TEXT SECTION:

▬▬▬▬▬▬

Stand Up for Yourself
August 26, 2011

Humor has saved my sanity on more than one occasion, and sanity is required for civility. Columnist Gina Barreca posed a question I recast as can civility and humor co-exist? I hope so. In a world sometimes on edge, whatever brings one back to the more positive potential of the present moment is important.

As well as the traditional ways of preparing for a new semester – reflecting on the past, reading articles, brainstorming with peers, tweaking syllabuses and lamenting the extra flap in my waistline — I dip into TV comedies. I have a special affinity for stand-up, and in the past academic year, I saw two live shows – one at a college, one at a club. It’s a way to relax. And I took it even a little further this summer, taking part in a local improv class, in order to learn.

And one might ask: Learn what?

The importance of sustaining flexibility.

Improv work and classroom teaching share common qualities/characteristics. Good performers think on their feet. Despite hours of planning, practice and rehearsal, there is the necessity of being in the moment and fielding surprises. Creative sparks may fly – along with other sparks.

▬▬▬▬▬▬

STORED DATA:
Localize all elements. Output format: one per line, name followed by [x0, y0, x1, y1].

▬▬▬▬▬▬

STATED GOAL:
From the text on humor and teaching, copy the stretch from "Humor has saved" through "of sustaining flexibility.". This material has no connection to the text.

RESULT OF THE TASK:
Humor has saved my sanity on more than one occasion, and sanity is required for civility. Columnist Gina Barreca posed a question I recast as can civility and humor co-exist? I hope so. In a world sometimes on edge, whatever brings one back to the more positive potential of the present moment is important.

As well as the traditional ways of preparing for a new semester – reflecting on the past, reading articles, brainstorming with peers, tweaking syllabuses and lamenting the extra flap in my waistline — I dip into TV comedies. I have a special affinity for stand-up, and in the past academic year, I saw two live shows – one at a college, one at a club. It’s a way to relax. And I took it even a little further this summer, taking part in a local improv class, in order to learn.

And one might ask: Learn what?

The importance of sustaining flexibility.